Task inputs -

---------------

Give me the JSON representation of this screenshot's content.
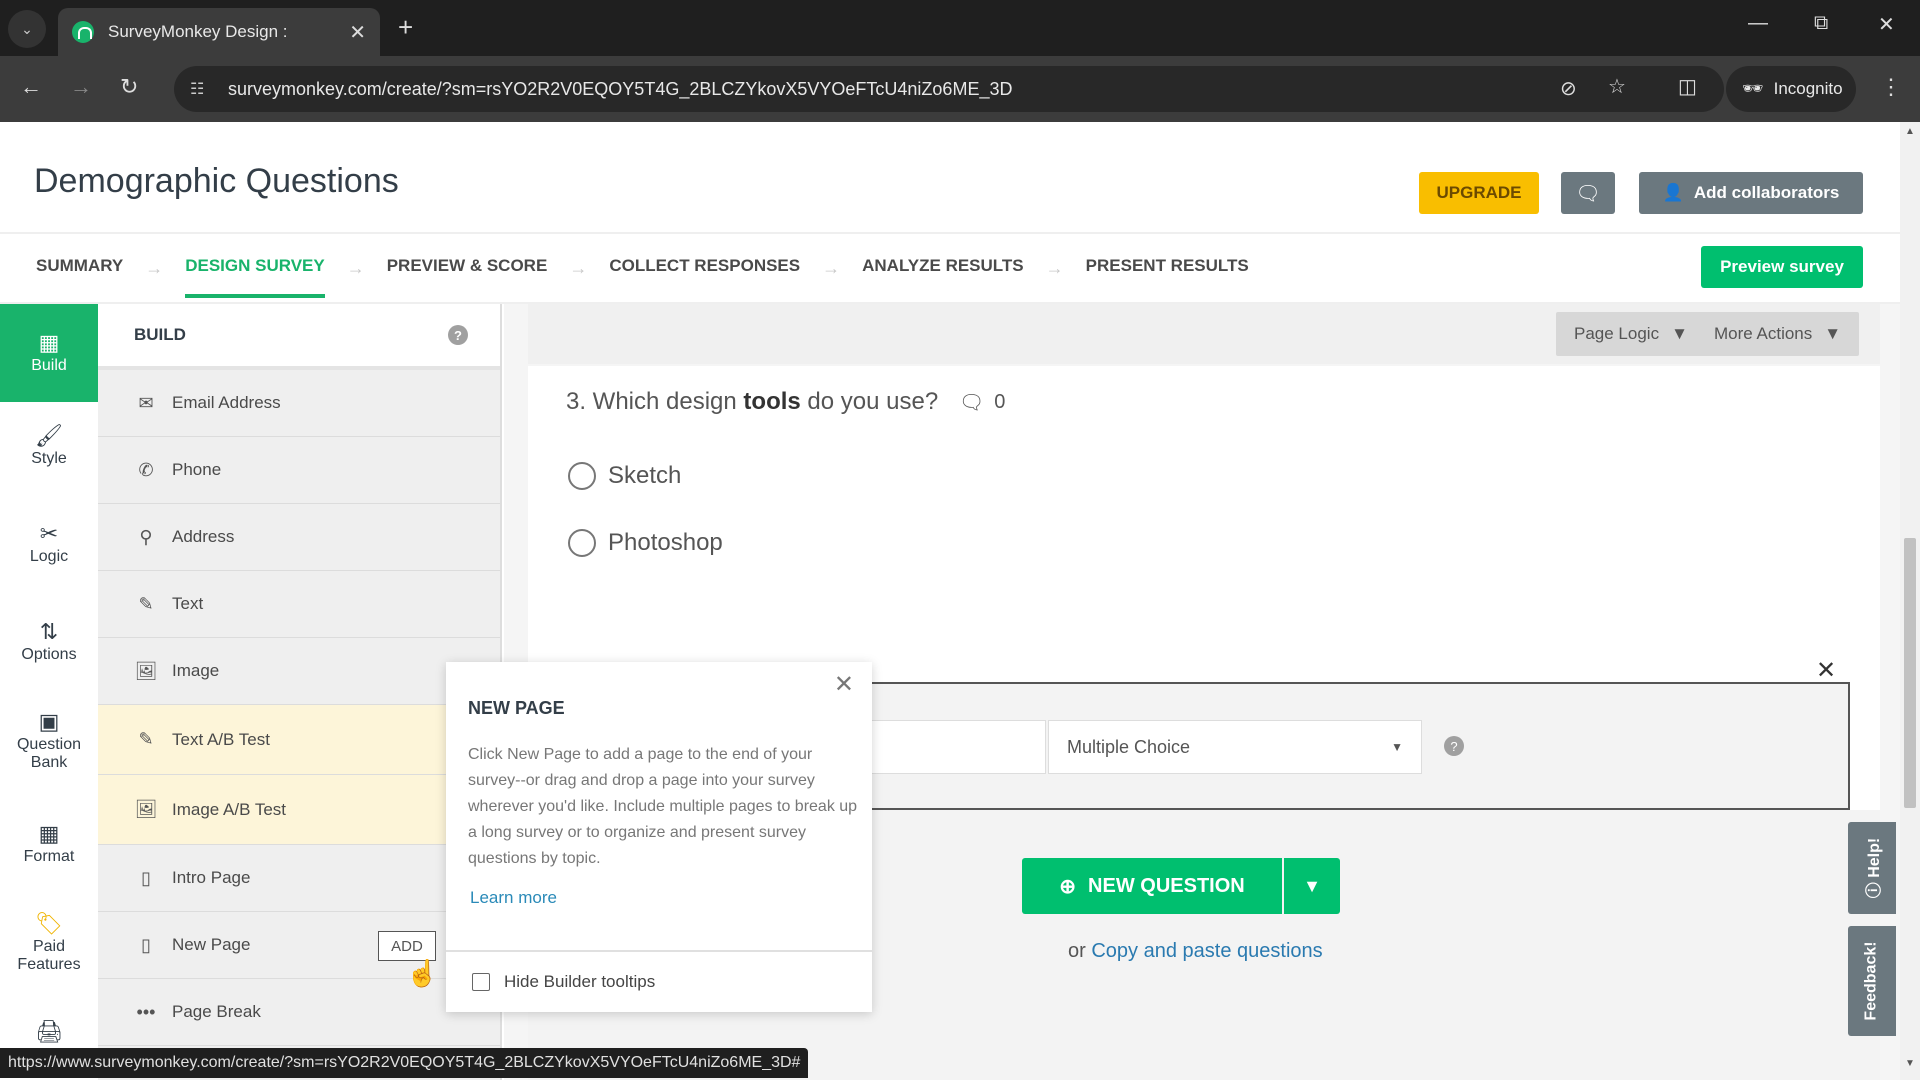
{
  "browser": {
    "tab_title": "SurveyMonkey Design :",
    "url": "surveymonkey.com/create/?sm=rsYO2R2V0EQOY5T4G_2BLCZYkovX5VYOeFTcU4niZo6ME_3D",
    "incognito_label": "Incognito",
    "status_url": "https://www.surveymonkey.com/create/?sm=rsYO2R2V0EQOY5T4G_2BLCZYkovX5VYOeFTcU4niZo6ME_3D#"
  },
  "header": {
    "survey_title": "Demographic Questions",
    "upgrade_label": "UPGRADE",
    "add_collaborators_label": "Add collaborators",
    "preview_label": "Preview survey"
  },
  "steps": [
    {
      "label": "SUMMARY",
      "active": false
    },
    {
      "label": "DESIGN SURVEY",
      "active": true
    },
    {
      "label": "PREVIEW & SCORE",
      "active": false
    },
    {
      "label": "COLLECT RESPONSES",
      "active": false
    },
    {
      "label": "ANALYZE RESULTS",
      "active": false
    },
    {
      "label": "PRESENT RESULTS",
      "active": false
    }
  ],
  "rail": [
    {
      "label": "Build",
      "icon": "build-icon",
      "active": true
    },
    {
      "label": "Style",
      "icon": "brush-icon"
    },
    {
      "label": "Logic",
      "icon": "logic-icon"
    },
    {
      "label": "Options",
      "icon": "sliders-icon"
    },
    {
      "label": "Question Bank",
      "icon": "question-bank-icon"
    },
    {
      "label": "Format",
      "icon": "format-icon"
    },
    {
      "label": "Paid Features",
      "icon": "tag-icon"
    },
    {
      "label": "",
      "icon": "print-icon"
    }
  ],
  "build_panel": {
    "title": "BUILD",
    "items": [
      {
        "label": "Email Address",
        "icon": "email-icon"
      },
      {
        "label": "Phone",
        "icon": "phone-icon"
      },
      {
        "label": "Address",
        "icon": "location-icon"
      },
      {
        "label": "Text",
        "icon": "edit-icon"
      },
      {
        "label": "Image",
        "icon": "image-icon"
      },
      {
        "label": "Text A/B Test",
        "icon": "edit-icon",
        "paid": true
      },
      {
        "label": "Image A/B Test",
        "icon": "image-icon",
        "paid": true
      },
      {
        "label": "Intro Page",
        "icon": "page-icon"
      },
      {
        "label": "New Page",
        "icon": "page-icon"
      },
      {
        "label": "Page Break",
        "icon": "dots-icon"
      }
    ],
    "add_label": "ADD"
  },
  "canvas": {
    "page_logic_label": "Page Logic",
    "more_actions_label": "More Actions",
    "question_prefix": "3. Which design ",
    "question_bold": "tools",
    "question_suffix": " do you use?",
    "comment_count": "0",
    "choices": [
      "Sketch",
      "Photoshop"
    ],
    "question_type": "Multiple Choice",
    "new_question_label": "NEW QUESTION",
    "copy_paste_prefix": "or",
    "copy_paste_link": "Copy and paste questions"
  },
  "tooltip": {
    "title": "NEW PAGE",
    "body": "Click New Page to add a page to the end of your survey--or drag and drop a page into your survey wherever you'd like. Include multiple pages to break up a long survey or to organize and present survey questions by topic.",
    "learn_more": "Learn more",
    "hide_label": "Hide Builder tooltips",
    "hide_checked": false
  },
  "side_tabs": {
    "help": "Help!",
    "feedback": "Feedback!"
  },
  "colors": {
    "brand_green": "#00bf6f",
    "upgrade_yellow": "#f9be00",
    "paid_highlight": "#fdf5d9",
    "gray_button": "#6b787f"
  }
}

---------------

Stated task -
Give the data above again in full and unchanged, skipping the pictures.

Exercise result -
Give me the JSON representation of this screenshot's content.
{
  "browser": {
    "tab_title": "SurveyMonkey Design :",
    "url": "surveymonkey.com/create/?sm=rsYO2R2V0EQOY5T4G_2BLCZYkovX5VYOeFTcU4niZo6ME_3D",
    "incognito_label": "Incognito",
    "status_url": "https://www.surveymonkey.com/create/?sm=rsYO2R2V0EQOY5T4G_2BLCZYkovX5VYOeFTcU4niZo6ME_3D#"
  },
  "header": {
    "survey_title": "Demographic Questions",
    "upgrade_label": "UPGRADE",
    "add_collaborators_label": "Add collaborators",
    "preview_label": "Preview survey"
  },
  "steps": [
    {
      "label": "SUMMARY",
      "active": false
    },
    {
      "label": "DESIGN SURVEY",
      "active": true
    },
    {
      "label": "PREVIEW & SCORE",
      "active": false
    },
    {
      "label": "COLLECT RESPONSES",
      "active": false
    },
    {
      "label": "ANALYZE RESULTS",
      "active": false
    },
    {
      "label": "PRESENT RESULTS",
      "active": false
    }
  ],
  "rail": [
    {
      "label": "Build",
      "icon": "build-icon",
      "active": true
    },
    {
      "label": "Style",
      "icon": "brush-icon"
    },
    {
      "label": "Logic",
      "icon": "logic-icon"
    },
    {
      "label": "Options",
      "icon": "sliders-icon"
    },
    {
      "label": "Question Bank",
      "icon": "question-bank-icon"
    },
    {
      "label": "Format",
      "icon": "format-icon"
    },
    {
      "label": "Paid Features",
      "icon": "tag-icon"
    },
    {
      "label": "",
      "icon": "print-icon"
    }
  ],
  "build_panel": {
    "title": "BUILD",
    "items": [
      {
        "label": "Email Address",
        "icon": "email-icon"
      },
      {
        "label": "Phone",
        "icon": "phone-icon"
      },
      {
        "label": "Address",
        "icon": "location-icon"
      },
      {
        "label": "Text",
        "icon": "edit-icon"
      },
      {
        "label": "Image",
        "icon": "image-icon"
      },
      {
        "label": "Text A/B Test",
        "icon": "edit-icon",
        "paid": true
      },
      {
        "label": "Image A/B Test",
        "icon": "image-icon",
        "paid": true
      },
      {
        "label": "Intro Page",
        "icon": "page-icon"
      },
      {
        "label": "New Page",
        "icon": "page-icon"
      },
      {
        "label": "Page Break",
        "icon": "dots-icon"
      }
    ],
    "add_label": "ADD"
  },
  "canvas": {
    "page_logic_label": "Page Logic",
    "more_actions_label": "More Actions",
    "question_prefix": "3. Which design ",
    "question_bold": "tools",
    "question_suffix": " do you use?",
    "comment_count": "0",
    "choices": [
      "Sketch",
      "Photoshop"
    ],
    "question_type": "Multiple Choice",
    "new_question_label": "NEW QUESTION",
    "copy_paste_prefix": "or",
    "copy_paste_link": "Copy and paste questions"
  },
  "tooltip": {
    "title": "NEW PAGE",
    "body": "Click New Page to add a page to the end of your survey--or drag and drop a page into your survey wherever you'd like. Include multiple pages to break up a long survey or to organize and present survey questions by topic.",
    "learn_more": "Learn more",
    "hide_label": "Hide Builder tooltips",
    "hide_checked": false
  },
  "side_tabs": {
    "help": "Help!",
    "feedback": "Feedback!"
  },
  "colors": {
    "brand_green": "#00bf6f",
    "upgrade_yellow": "#f9be00",
    "paid_highlight": "#fdf5d9",
    "gray_button": "#6b787f"
  }
}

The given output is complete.